Short task: Word for word, retype every entry in the listing.

Record set:
╔══

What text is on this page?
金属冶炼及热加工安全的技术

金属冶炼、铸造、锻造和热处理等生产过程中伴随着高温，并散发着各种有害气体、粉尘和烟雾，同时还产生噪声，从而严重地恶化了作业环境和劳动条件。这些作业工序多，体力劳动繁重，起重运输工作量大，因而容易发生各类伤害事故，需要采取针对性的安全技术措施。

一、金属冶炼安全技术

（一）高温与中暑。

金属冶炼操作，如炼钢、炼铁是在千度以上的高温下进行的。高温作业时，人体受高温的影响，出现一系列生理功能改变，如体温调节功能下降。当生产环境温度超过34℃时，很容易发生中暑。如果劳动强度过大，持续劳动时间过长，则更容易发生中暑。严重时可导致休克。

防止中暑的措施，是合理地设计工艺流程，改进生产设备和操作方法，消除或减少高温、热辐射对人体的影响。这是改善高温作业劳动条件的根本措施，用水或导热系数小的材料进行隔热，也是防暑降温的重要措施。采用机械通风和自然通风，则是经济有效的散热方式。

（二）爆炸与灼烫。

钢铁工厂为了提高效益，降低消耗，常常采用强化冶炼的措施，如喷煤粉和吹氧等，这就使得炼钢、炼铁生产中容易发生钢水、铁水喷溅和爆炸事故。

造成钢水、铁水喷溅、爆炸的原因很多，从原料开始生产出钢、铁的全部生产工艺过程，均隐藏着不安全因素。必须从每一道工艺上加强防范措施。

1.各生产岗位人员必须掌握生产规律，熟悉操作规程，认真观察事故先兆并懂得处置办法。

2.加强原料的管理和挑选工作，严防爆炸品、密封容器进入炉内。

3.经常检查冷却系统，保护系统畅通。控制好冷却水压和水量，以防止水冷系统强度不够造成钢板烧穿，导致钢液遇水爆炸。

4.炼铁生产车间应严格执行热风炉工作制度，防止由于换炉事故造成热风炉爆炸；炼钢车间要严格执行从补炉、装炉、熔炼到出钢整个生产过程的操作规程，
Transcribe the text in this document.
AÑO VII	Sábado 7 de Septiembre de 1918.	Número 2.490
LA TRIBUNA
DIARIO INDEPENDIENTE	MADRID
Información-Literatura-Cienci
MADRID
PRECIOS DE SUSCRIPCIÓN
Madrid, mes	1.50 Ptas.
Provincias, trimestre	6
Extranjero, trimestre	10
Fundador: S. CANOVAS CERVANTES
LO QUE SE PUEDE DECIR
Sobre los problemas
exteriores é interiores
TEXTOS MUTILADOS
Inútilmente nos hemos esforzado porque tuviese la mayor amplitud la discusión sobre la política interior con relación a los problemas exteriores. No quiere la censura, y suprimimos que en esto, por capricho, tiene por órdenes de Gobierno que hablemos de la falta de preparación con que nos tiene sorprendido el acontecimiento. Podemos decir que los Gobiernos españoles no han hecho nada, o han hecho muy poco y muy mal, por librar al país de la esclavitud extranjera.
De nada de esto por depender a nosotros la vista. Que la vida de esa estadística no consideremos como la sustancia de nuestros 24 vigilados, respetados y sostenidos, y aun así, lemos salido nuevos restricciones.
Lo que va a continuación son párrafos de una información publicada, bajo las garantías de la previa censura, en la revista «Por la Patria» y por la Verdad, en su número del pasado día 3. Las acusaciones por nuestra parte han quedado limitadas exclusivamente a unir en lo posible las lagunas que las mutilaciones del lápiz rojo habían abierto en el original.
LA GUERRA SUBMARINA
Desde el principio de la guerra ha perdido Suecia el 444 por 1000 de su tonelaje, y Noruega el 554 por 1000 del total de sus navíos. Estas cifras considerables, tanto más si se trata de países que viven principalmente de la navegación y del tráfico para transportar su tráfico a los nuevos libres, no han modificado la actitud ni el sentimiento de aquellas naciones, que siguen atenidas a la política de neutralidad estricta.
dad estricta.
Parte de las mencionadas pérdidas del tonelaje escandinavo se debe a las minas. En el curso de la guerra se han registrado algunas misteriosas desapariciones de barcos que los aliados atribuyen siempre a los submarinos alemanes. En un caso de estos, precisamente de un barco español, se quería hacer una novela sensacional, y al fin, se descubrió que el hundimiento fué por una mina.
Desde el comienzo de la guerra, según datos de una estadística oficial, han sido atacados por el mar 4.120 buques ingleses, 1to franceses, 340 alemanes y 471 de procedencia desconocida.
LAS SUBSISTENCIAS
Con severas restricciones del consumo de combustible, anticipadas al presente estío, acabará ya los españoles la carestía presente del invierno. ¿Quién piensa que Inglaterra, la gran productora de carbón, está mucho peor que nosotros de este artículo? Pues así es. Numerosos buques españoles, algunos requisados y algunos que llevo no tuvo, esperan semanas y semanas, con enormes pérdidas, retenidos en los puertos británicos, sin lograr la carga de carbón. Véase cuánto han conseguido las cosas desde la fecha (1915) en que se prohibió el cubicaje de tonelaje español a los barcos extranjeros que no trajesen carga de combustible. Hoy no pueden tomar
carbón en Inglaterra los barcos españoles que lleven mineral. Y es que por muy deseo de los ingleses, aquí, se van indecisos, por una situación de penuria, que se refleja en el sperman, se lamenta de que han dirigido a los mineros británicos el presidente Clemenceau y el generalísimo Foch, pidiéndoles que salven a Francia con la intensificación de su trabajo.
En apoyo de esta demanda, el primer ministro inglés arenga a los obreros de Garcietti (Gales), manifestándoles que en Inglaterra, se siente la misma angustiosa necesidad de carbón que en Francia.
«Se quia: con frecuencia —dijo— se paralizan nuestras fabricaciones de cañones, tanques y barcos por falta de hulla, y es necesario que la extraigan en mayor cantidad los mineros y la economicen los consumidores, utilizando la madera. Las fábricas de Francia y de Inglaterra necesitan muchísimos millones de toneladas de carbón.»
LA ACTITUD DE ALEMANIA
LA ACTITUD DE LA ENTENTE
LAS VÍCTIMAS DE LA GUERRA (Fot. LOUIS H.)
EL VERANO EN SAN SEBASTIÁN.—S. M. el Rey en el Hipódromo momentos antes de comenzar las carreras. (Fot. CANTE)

╚══

Exercise solution:
What text is on this page?
金属冶炼及热加工安全的技术

金属冶炼、铸造、锻造和热处理等生产过程中伴随着高温，并散发着各种有害气体、粉尘和烟雾，同时还产生噪声，从而严重地恶化了作业环境和劳动条件。这些作业工序多，体力劳动繁重，起重运输工作量大，因而容易发生各类伤害事故，需要采取针对性的安全技术措施。

一、金属冶炼安全技术

（一）高温与中暑。

金属冶炼操作，如炼钢、炼铁是在千度以上的高温下进行的。高温作业时，人体受高温的影响，出现一系列生理功能改变，如体温调节功能下降。当生产环境温度超过34℃时，很容易发生中暑。如果劳动强度过大，持续劳动时间过长，则更容易发生中暑。严重时可导致休克。

防止中暑的措施，是合理地设计工艺流程，改进生产设备和操作方法，消除或减少高温、热辐射对人体的影响。这是改善高温作业劳动条件的根本措施，用水或导热系数小的材料进行隔热，也是防暑降温的重要措施。采用机械通风和自然通风，则是经济有效的散热方式。

（二）爆炸与灼烫。

钢铁工厂为了提高效益，降低消耗，常常采用强化冶炼的措施，如喷煤粉和吹氧等，这就使得炼钢、炼铁生产中容易发生钢水、铁水喷溅和爆炸事故。

造成钢水、铁水喷溅、爆炸的原因很多，从原料开始生产出钢、铁的全部生产工艺过程，均隐藏着不安全因素。必须从每一道工艺上加强防范措施。

1.各生产岗位人员必须掌握生产规律，熟悉操作规程，认真观察事故先兆并懂得处置办法。

2.加强原料的管理和挑选工作，严防爆炸品、密封容器进入炉内。

3.经常检查冷却系统，保护系统畅通。控制好冷却水压和水量，以防止水冷系统强度不够造成钢板烧穿，导致钢液遇水爆炸。

4.炼铁生产车间应严格执行热风炉工作制度，防止由于换炉事故造成热风炉爆炸；炼钢车间要严格执行从补炉、装炉、熔炼到出钢整个生产过程的操作规程，
Transcribe the text in this document.
AÑO VII	Sábado 7 de Septiembre de 1918.	Número 2.490
LA TRIBUNA
DIARIO INDEPENDIENTE	MADRID
Información-Literatura-Cienci
MADRID
PRECIOS DE SUSCRIPCIÓN
Madrid, mes	1.50 Ptas.
Provincias, trimestre	6
Extranjero, trimestre	10
Fundador: S. CANOVAS CERVANTES
LO QUE SE PUEDE DECIR
Sobre los problemas
exteriores é interiores
TEXTOS MUTILADOS
Inútilmente nos hemos esforzado porque tuviese la mayor amplitud la discusión sobre la política interior con relación a los problemas exteriores. No quiere la censura, y suprimimos que en esto, por capricho, tiene por órdenes de Gobierno que hablemos de la falta de preparación con que nos tiene sorprendido el acontecimiento. Podemos decir que los Gobiernos españoles no han hecho nada, o han hecho muy poco y muy mal, por librar al país de la esclavitud extranjera.
De nada de esto por depender a nosotros la vista. Que la vida de esa estadística no consideremos como la sustancia de nuestros 24 vigilados, respetados y sostenidos, y aun así, lemos salido nuevos restricciones.
Lo que va a continuación son párrafos de una información publicada, bajo las garantías de la previa censura, en la revista «Por la Patria» y por la Verdad, en su número del pasado día 3. Las acusaciones por nuestra parte han quedado limitadas exclusivamente a unir en lo posible las lagunas que las mutilaciones del lápiz rojo habían abierto en el original.
LA GUERRA SUBMARINA
Desde el principio de la guerra ha perdido Suecia el 444 por 1000 de su tonelaje, y Noruega el 554 por 1000 del total de sus navíos. Estas cifras considerables, tanto más si se trata de países que viven principalmente de la navegación y del tráfico para transportar su tráfico a los nuevos libres, no han modificado la actitud ni el sentimiento de aquellas naciones, que siguen atenidas a la política de neutralidad estricta.
dad estricta.
Parte de las mencionadas pérdidas del tonelaje escandinavo se debe a las minas. En el curso de la guerra se han registrado algunas misteriosas desapariciones de barcos que los aliados atribuyen siempre a los submarinos alemanes. En un caso de estos, precisamente de un barco español, se quería hacer una novela sensacional, y al fin, se descubrió que el hundimiento fué por una mina.
Desde el comienzo de la guerra, según datos de una estadística oficial, han sido atacados por el mar 4.120 buques ingleses, 1to franceses, 340 alemanes y 471 de procedencia desconocida.
LAS SUBSISTENCIAS
Con severas restricciones del consumo de combustible, anticipadas al presente estío, acabará ya los españoles la carestía presente del invierno. ¿Quién piensa que Inglaterra, la gran productora de carbón, está mucho peor que nosotros de este artículo? Pues así es. Numerosos buques españoles, algunos requisados y algunos que llevo no tuvo, esperan semanas y semanas, con enormes pérdidas, retenidos en los puertos británicos, sin lograr la carga de carbón. Véase cuánto han conseguido las cosas desde la fecha (1915) en que se prohibió el cubicaje de tonelaje español a los barcos extranjeros que no trajesen carga de combustible. Hoy no pueden tomar
carbón en Inglaterra los barcos españoles que lleven mineral. Y es que por muy deseo de los ingleses, aquí, se van indecisos, por una situación de penuria, que se refleja en el sperman, se lamenta de que han dirigido a los mineros británicos el presidente Clemenceau y el generalísimo Foch, pidiéndoles que salven a Francia con la intensificación de su trabajo.
En apoyo de esta demanda, el primer ministro inglés arenga a los obreros de Garcietti (Gales), manifestándoles que en Inglaterra, se siente la misma angustiosa necesidad de carbón que en Francia.
«Se quia: con frecuencia —dijo— se paralizan nuestras fabricaciones de cañones, tanques y barcos por falta de hulla, y es necesario que la extraigan en mayor cantidad los mineros y la economicen los consumidores, utilizando la madera. Las fábricas de Francia y de Inglaterra necesitan muchísimos millones de toneladas de carbón.»
LA ACTITUD DE ALEMANIA
LA ACTITUD DE LA ENTENTE
LAS VÍCTIMAS DE LA GUERRA (Fot. LOUIS H.)
EL VERANO EN SAN SEBASTIÁN.—S. M. el Rey en el Hipódromo momentos antes de comenzar las carreras. (Fot. CANTE)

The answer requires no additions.